_Task to complete_
Output the records exactly as they appear, with no pictures included.

Records from a data source:
------------------------

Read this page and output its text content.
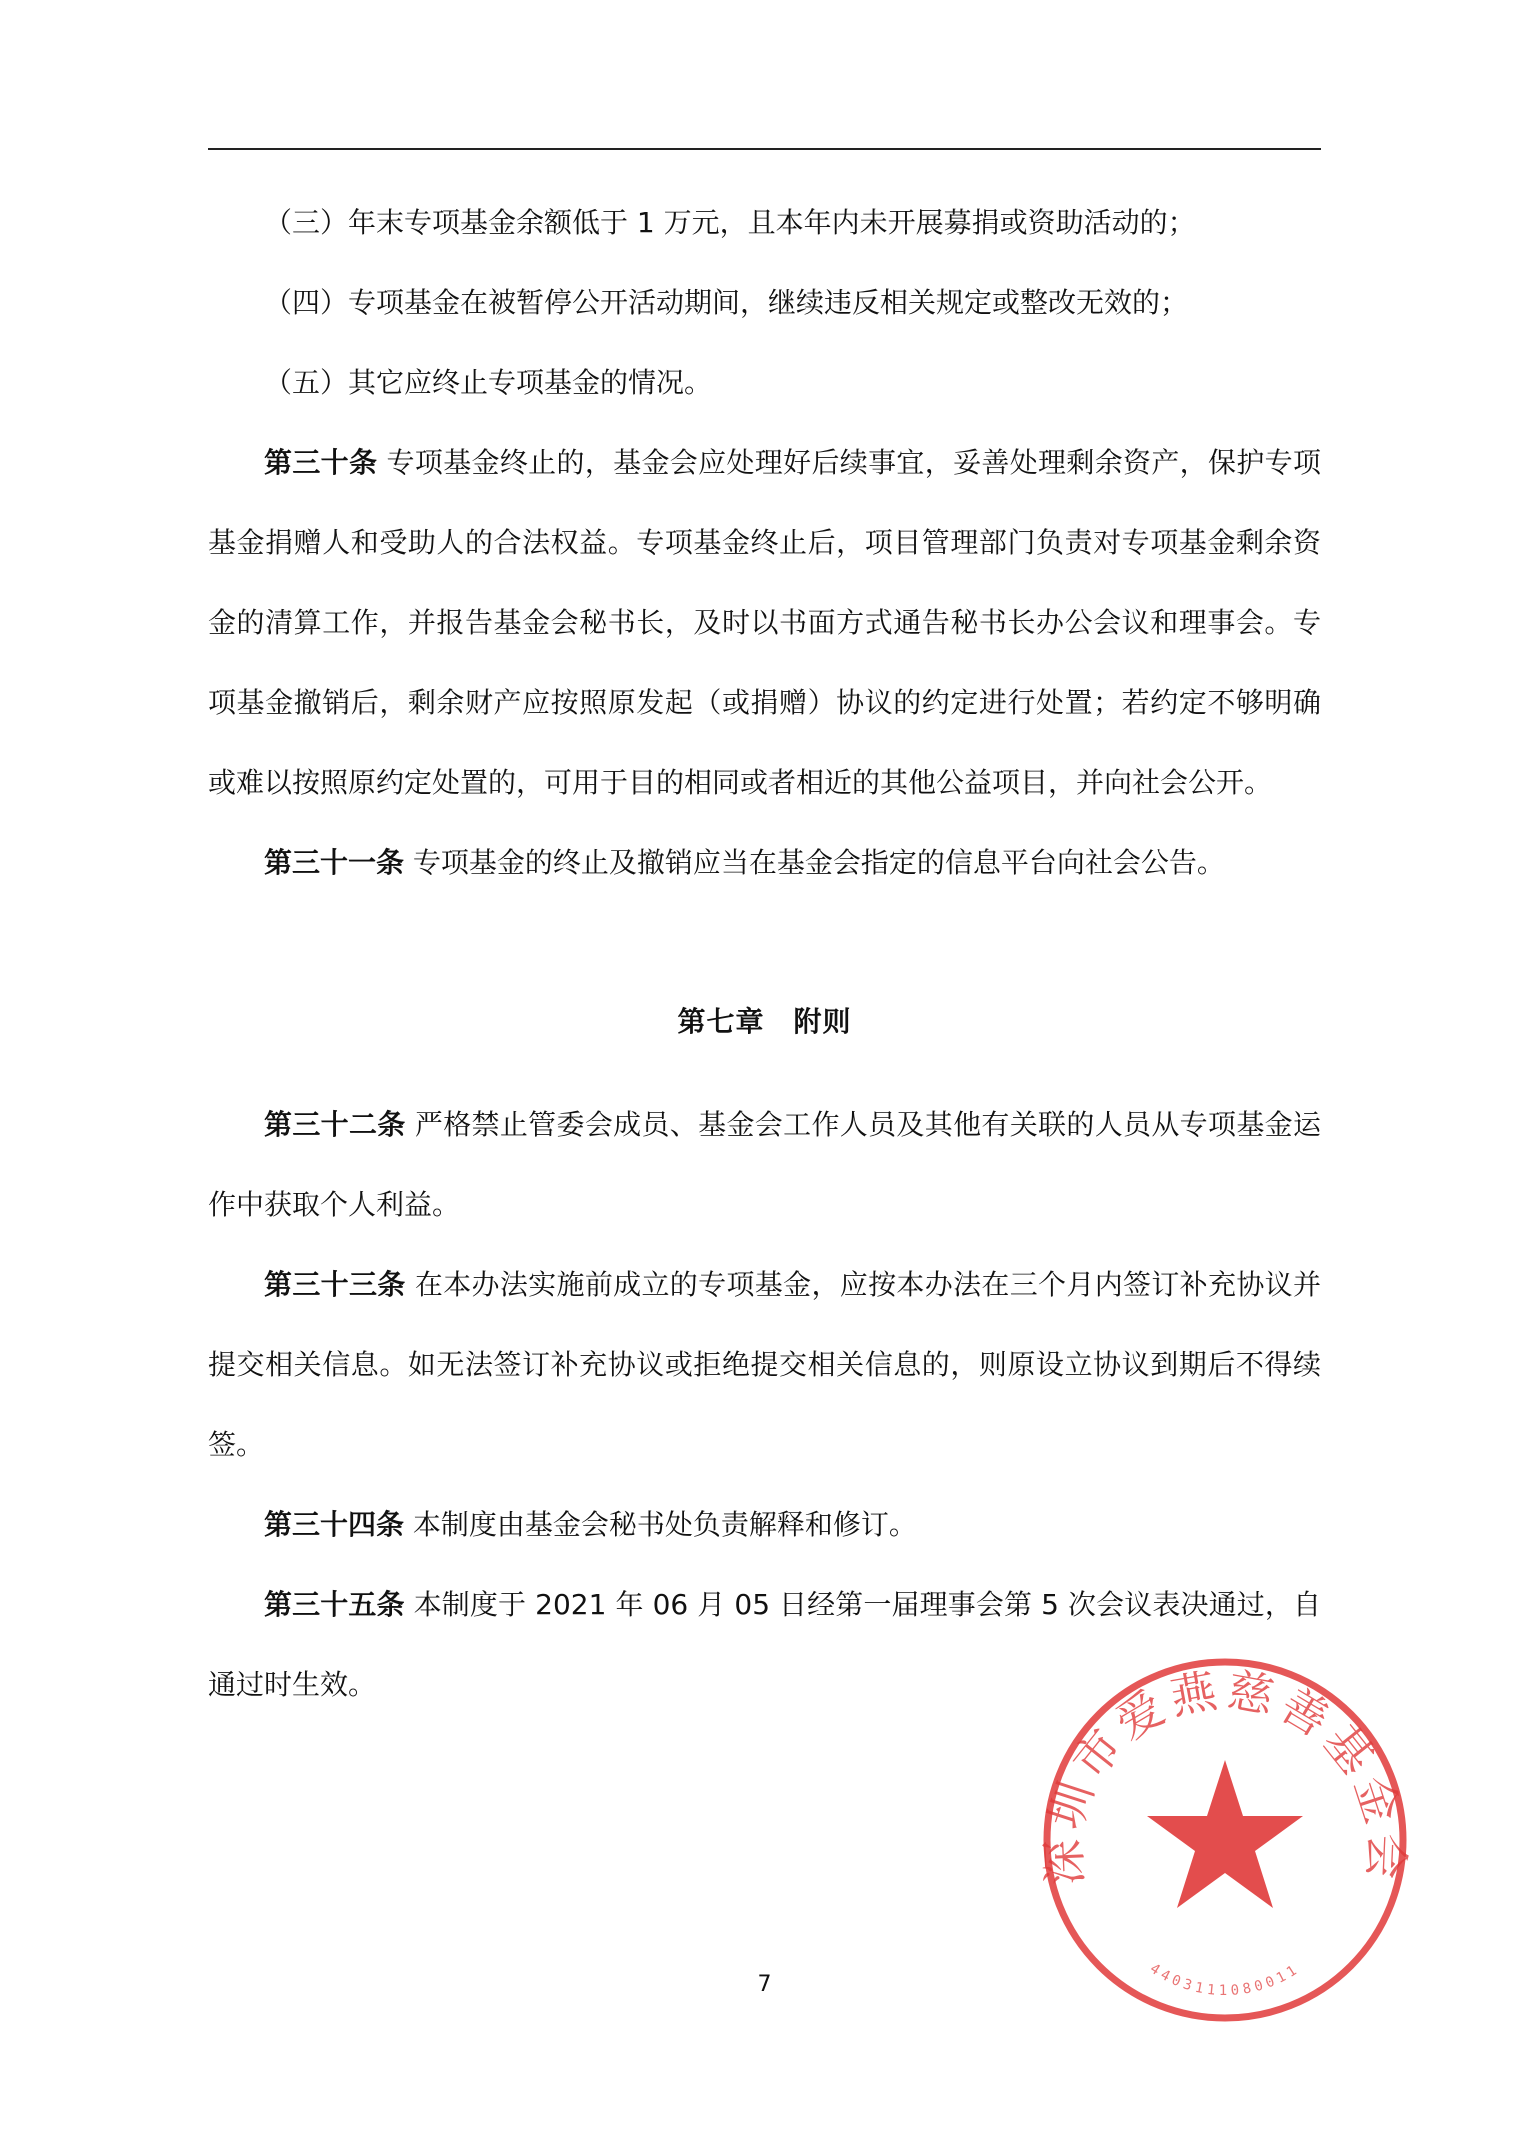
（三）年末专项基金余额低于 1 万元，且本年内未开展募捐或资助活动的；

（四）专项基金在被暂停公开活动期间，继续违反相关规定或整改无效的；

（五）其它应终止专项基金的情况。

第三十条 专项基金终止的，基金会应处理好后续事宜，妥善处理剩余资产，保护专项基金捐赠人和受助人的合法权益。专项基金终止后，项目管理部门负责对专项基金剩余资金的清算工作，并报告基金会秘书长，及时以书面方式通告秘书长办公会议和理事会。专项基金撤销后，剩余财产应按照原发起（或捐赠）协议的约定进行处置；若约定不够明确或难以按照原约定处置的，可用于目的相同或者相近的其他公益项目，并向社会公开。

第三十一条 专项基金的终止及撤销应当在基金会指定的信息平台向社会公告。

第七章　附则

第三十二条 严格禁止管委会成员、基金会工作人员及其他有关联的人员从专项基金运作中获取个人利益。

第三十三条 在本办法实施前成立的专项基金，应按本办法在三个月内签订补充协议并提交相关信息。如无法签订补充协议或拒绝提交相关信息的，则原设立协议到期后不得续签。

第三十四条 本制度由基金会秘书处负责解释和修订。

第三十五条 本制度于 2021 年 06 月 05 日经第一届理事会第 5 次会议表决通过，自通过时生效。

深圳市爱燕慈善基金会
4403111080011
7
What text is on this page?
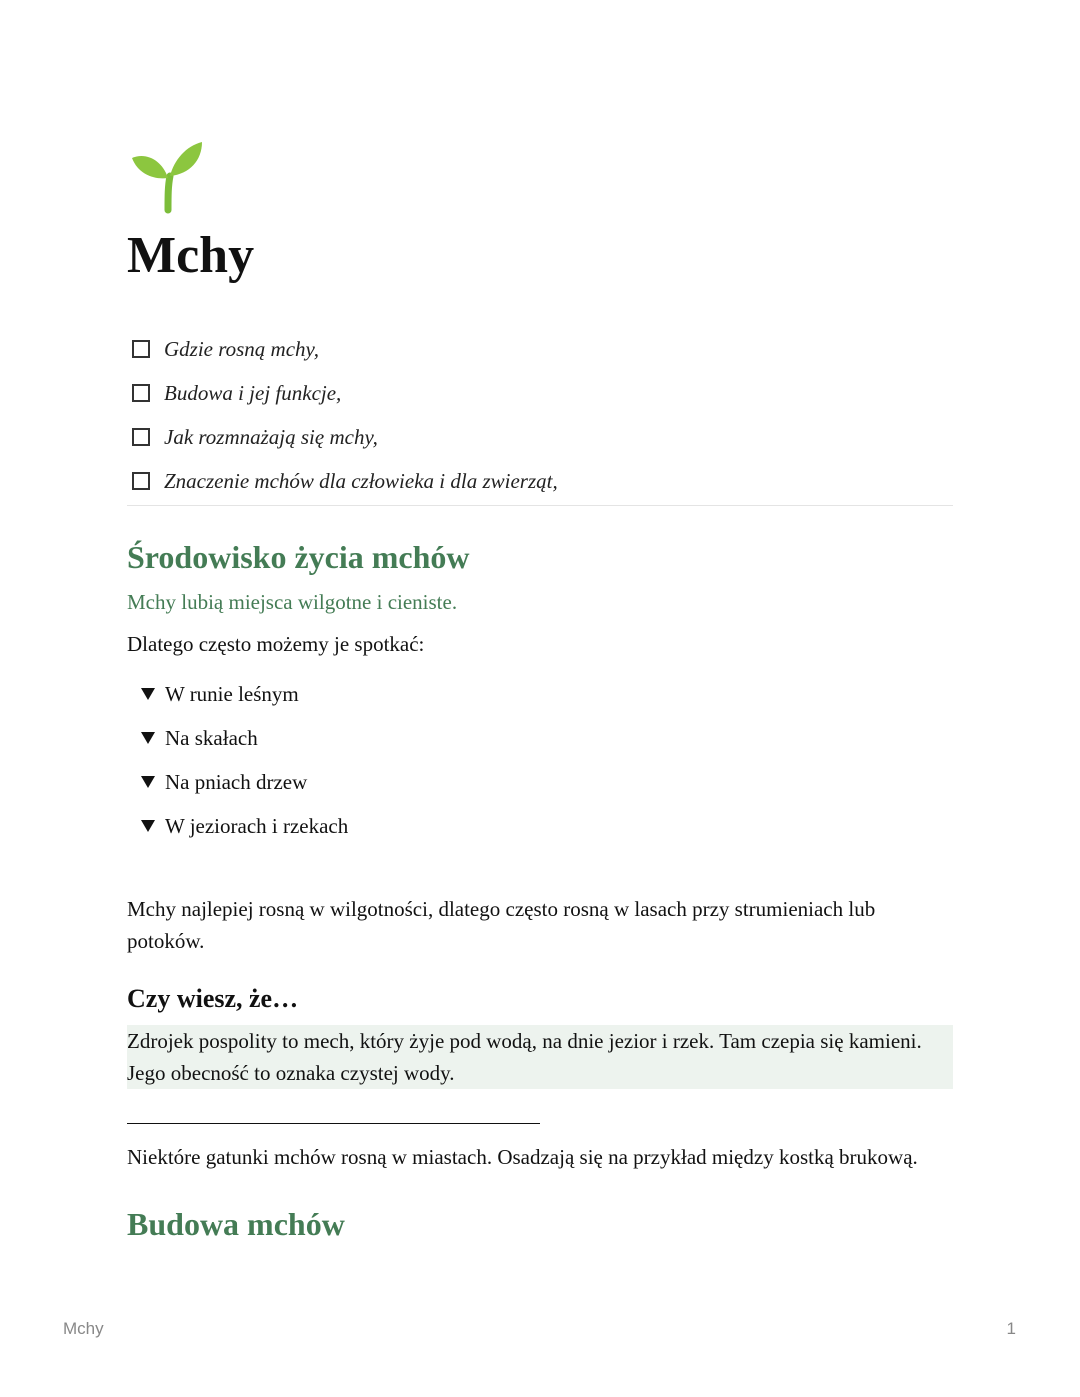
Mchy
Gdzie rosną mchy,
Budowa i jej funkcje,
Jak rozmnażają się mchy,
Znaczenie mchów dla człowieka i dla zwierząt,
Środowisko życia mchów
Mchy lubią miejsca wilgotne i cieniste.
Dlatego często możemy je spotkać:
W runie leśnym
Na skałach
Na pniach drzew
W jeziorach i rzekach
Mchy najlepiej rosną w wilgotności, dlatego często rosną w lasach przy strumieniach lub potoków.
Czy wiesz, że…
Zdrojek pospolity to mech, który żyje pod wodą, na dnie jezior i rzek. Tam czepia się kamieni. Jego obecność to oznaka czystej wody.
Niektóre gatunki mchów rosną w miastach. Osadzają się na przykład między kostką brukową.
Budowa mchów
Mchy	1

------------------------

_Output of the exercise_
Read this page and output its text content.
（三）年末专项基金余额低于 1 万元，且本年内未开展募捐或资助活动的；

（四）专项基金在被暂停公开活动期间，继续违反相关规定或整改无效的；

（五）其它应终止专项基金的情况。

第三十条 专项基金终止的，基金会应处理好后续事宜，妥善处理剩余资产，保护专项基金捐赠人和受助人的合法权益。专项基金终止后，项目管理部门负责对专项基金剩余资金的清算工作，并报告基金会秘书长，及时以书面方式通告秘书长办公会议和理事会。专项基金撤销后，剩余财产应按照原发起（或捐赠）协议的约定进行处置；若约定不够明确或难以按照原约定处置的，可用于目的相同或者相近的其他公益项目，并向社会公开。

第三十一条 专项基金的终止及撤销应当在基金会指定的信息平台向社会公告。

第七章　附则

第三十二条 严格禁止管委会成员、基金会工作人员及其他有关联的人员从专项基金运作中获取个人利益。

第三十三条 在本办法实施前成立的专项基金，应按本办法在三个月内签订补充协议并提交相关信息。如无法签订补充协议或拒绝提交相关信息的，则原设立协议到期后不得续签。

第三十四条 本制度由基金会秘书处负责解释和修订。

第三十五条 本制度于 2021 年 06 月 05 日经第一届理事会第 5 次会议表决通过，自通过时生效。

深圳市爱燕慈善基金会
4403111080011
7
What text is on this page?
Mchy
Gdzie rosną mchy,
Budowa i jej funkcje,
Jak rozmnażają się mchy,
Znaczenie mchów dla człowieka i dla zwierząt,
Środowisko życia mchów
Mchy lubią miejsca wilgotne i cieniste.
Dlatego często możemy je spotkać:
W runie leśnym
Na skałach
Na pniach drzew
W jeziorach i rzekach
Mchy najlepiej rosną w wilgotności, dlatego często rosną w lasach przy strumieniach lub potoków.
Czy wiesz, że…
Zdrojek pospolity to mech, który żyje pod wodą, na dnie jezior i rzek. Tam czepia się kamieni. Jego obecność to oznaka czystej wody.
Niektóre gatunki mchów rosną w miastach. Osadzają się na przykład między kostką brukową.
Budowa mchów
Mchy	1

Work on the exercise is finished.